**TASK INPUT:**
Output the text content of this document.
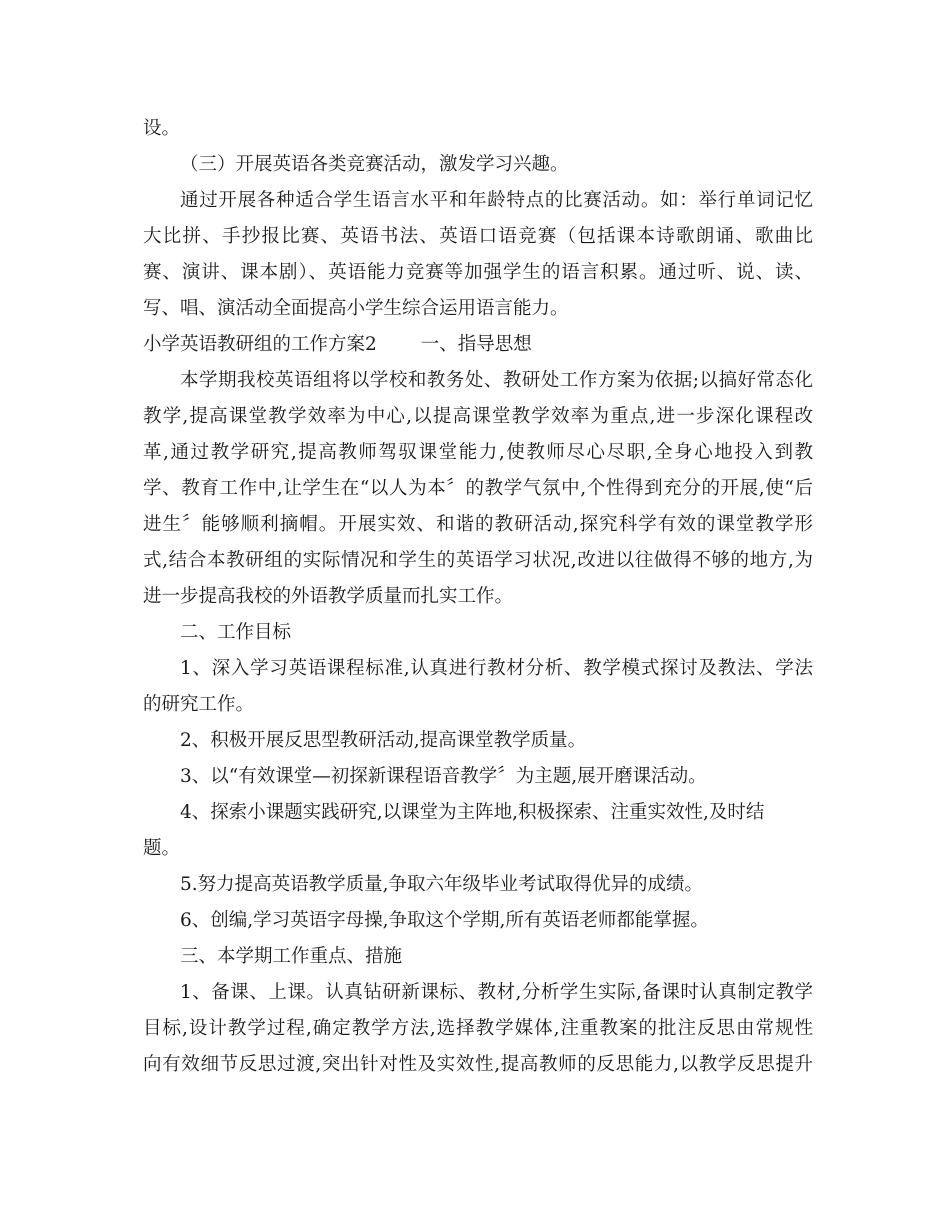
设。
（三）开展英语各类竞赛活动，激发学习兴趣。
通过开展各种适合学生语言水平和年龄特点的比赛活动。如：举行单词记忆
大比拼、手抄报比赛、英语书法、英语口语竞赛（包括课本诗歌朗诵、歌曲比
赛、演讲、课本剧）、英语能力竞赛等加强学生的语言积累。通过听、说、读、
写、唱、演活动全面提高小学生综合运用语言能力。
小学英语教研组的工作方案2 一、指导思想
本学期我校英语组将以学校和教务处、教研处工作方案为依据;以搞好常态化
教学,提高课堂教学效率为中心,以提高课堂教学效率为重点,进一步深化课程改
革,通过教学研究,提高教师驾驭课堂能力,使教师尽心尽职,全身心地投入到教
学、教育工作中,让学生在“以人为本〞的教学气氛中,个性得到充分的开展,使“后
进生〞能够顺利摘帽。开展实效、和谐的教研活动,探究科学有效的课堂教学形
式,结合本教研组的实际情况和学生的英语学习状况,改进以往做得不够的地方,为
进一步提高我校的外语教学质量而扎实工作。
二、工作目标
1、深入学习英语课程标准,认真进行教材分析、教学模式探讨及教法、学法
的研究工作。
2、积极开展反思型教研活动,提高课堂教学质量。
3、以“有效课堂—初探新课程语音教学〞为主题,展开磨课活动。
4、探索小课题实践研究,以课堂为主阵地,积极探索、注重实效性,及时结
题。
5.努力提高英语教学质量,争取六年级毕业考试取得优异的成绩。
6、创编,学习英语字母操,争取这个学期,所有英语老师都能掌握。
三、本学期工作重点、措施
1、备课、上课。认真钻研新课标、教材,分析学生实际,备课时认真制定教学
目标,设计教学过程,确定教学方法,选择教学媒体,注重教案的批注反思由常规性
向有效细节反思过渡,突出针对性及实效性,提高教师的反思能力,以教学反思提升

**STATED PROBLEM:**
Output every entry verbatim. Pictures do not belong in the copy.

**FINISHED ANSWER:**
Output the text content of this document.
设。
（三）开展英语各类竞赛活动，激发学习兴趣。
通过开展各种适合学生语言水平和年龄特点的比赛活动。如：举行单词记忆
大比拼、手抄报比赛、英语书法、英语口语竞赛（包括课本诗歌朗诵、歌曲比
赛、演讲、课本剧）、英语能力竞赛等加强学生的语言积累。通过听、说、读、
写、唱、演活动全面提高小学生综合运用语言能力。
小学英语教研组的工作方案2 一、指导思想
本学期我校英语组将以学校和教务处、教研处工作方案为依据;以搞好常态化
教学,提高课堂教学效率为中心,以提高课堂教学效率为重点,进一步深化课程改
革,通过教学研究,提高教师驾驭课堂能力,使教师尽心尽职,全身心地投入到教
学、教育工作中,让学生在“以人为本〞的教学气氛中,个性得到充分的开展,使“后
进生〞能够顺利摘帽。开展实效、和谐的教研活动,探究科学有效的课堂教学形
式,结合本教研组的实际情况和学生的英语学习状况,改进以往做得不够的地方,为
进一步提高我校的外语教学质量而扎实工作。
二、工作目标
1、深入学习英语课程标准,认真进行教材分析、教学模式探讨及教法、学法
的研究工作。
2、积极开展反思型教研活动,提高课堂教学质量。
3、以“有效课堂—初探新课程语音教学〞为主题,展开磨课活动。
4、探索小课题实践研究,以课堂为主阵地,积极探索、注重实效性,及时结
题。
5.努力提高英语教学质量,争取六年级毕业考试取得优异的成绩。
6、创编,学习英语字母操,争取这个学期,所有英语老师都能掌握。
三、本学期工作重点、措施
1、备课、上课。认真钻研新课标、教材,分析学生实际,备课时认真制定教学
目标,设计教学过程,确定教学方法,选择教学媒体,注重教案的批注反思由常规性
向有效细节反思过渡,突出针对性及实效性,提高教师的反思能力,以教学反思提升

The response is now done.